What is being asked: Pull every line containing "Олега" from the entries.

Input rows:
** Start **
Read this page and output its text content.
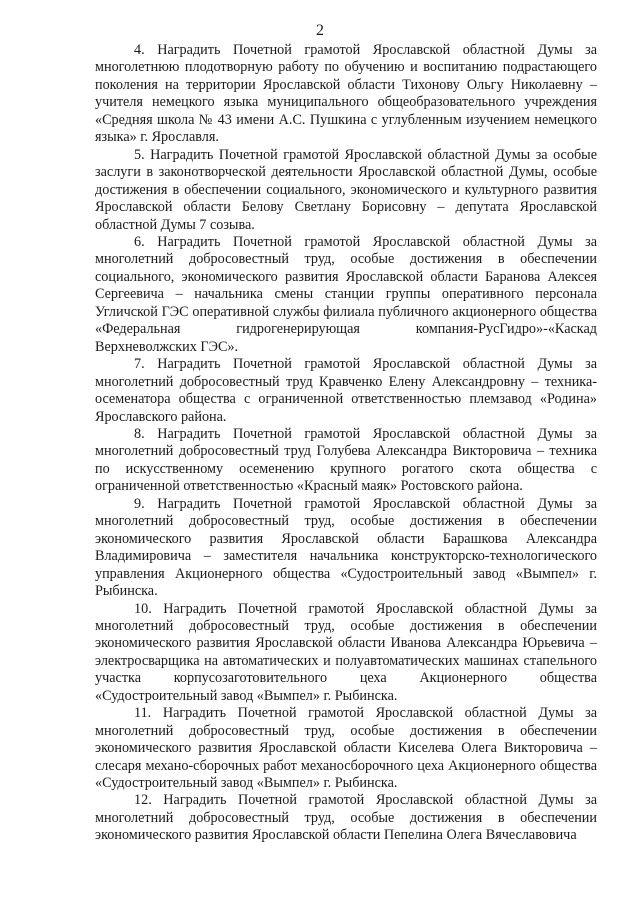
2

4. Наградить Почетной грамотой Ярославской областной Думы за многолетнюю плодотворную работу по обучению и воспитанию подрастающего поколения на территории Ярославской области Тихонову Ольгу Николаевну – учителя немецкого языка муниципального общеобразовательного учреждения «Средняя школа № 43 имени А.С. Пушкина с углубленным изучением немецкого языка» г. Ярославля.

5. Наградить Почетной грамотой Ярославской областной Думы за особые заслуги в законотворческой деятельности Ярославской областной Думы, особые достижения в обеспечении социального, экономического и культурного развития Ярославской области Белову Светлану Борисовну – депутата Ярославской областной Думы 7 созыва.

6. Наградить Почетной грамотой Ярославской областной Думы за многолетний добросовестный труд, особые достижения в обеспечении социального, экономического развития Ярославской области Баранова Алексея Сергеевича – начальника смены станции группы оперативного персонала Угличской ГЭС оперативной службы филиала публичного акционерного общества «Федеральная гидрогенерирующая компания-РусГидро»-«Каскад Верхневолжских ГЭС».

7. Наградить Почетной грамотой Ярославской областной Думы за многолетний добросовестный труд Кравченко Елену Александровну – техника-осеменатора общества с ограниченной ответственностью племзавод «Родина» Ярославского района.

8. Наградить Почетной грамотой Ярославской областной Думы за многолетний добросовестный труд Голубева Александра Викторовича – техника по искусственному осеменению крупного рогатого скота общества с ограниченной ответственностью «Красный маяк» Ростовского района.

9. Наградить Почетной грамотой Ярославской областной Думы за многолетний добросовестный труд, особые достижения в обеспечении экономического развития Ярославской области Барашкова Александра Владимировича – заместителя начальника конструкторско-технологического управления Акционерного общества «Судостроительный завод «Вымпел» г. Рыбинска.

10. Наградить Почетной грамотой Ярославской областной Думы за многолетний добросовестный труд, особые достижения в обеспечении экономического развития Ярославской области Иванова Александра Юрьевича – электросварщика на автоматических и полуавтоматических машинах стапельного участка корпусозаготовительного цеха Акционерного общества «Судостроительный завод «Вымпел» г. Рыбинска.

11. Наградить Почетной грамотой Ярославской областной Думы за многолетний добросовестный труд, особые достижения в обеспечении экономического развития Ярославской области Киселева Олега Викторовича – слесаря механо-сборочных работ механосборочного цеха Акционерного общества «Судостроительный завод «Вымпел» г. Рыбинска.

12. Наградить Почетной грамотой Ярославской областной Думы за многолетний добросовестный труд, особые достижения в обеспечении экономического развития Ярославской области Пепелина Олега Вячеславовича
** End **
Result for this exercise:
11. Наградить Почетной грамотой Ярославской областной Думы за многолетний добросовестный труд, особые достижения в обеспечении экономического развития Ярославской области Киселева Олега Викторовича – слесаря механо-сборочных работ механосборочного цеха Акционерного общества «Судостроительный завод «Вымпел» г. Рыбинска.
12. Наградить Почетной грамотой Ярославской областной Думы за многолетний добросовестный труд, особые достижения в обеспечении экономического развития Ярославской области Пепелина Олега Вячеславовича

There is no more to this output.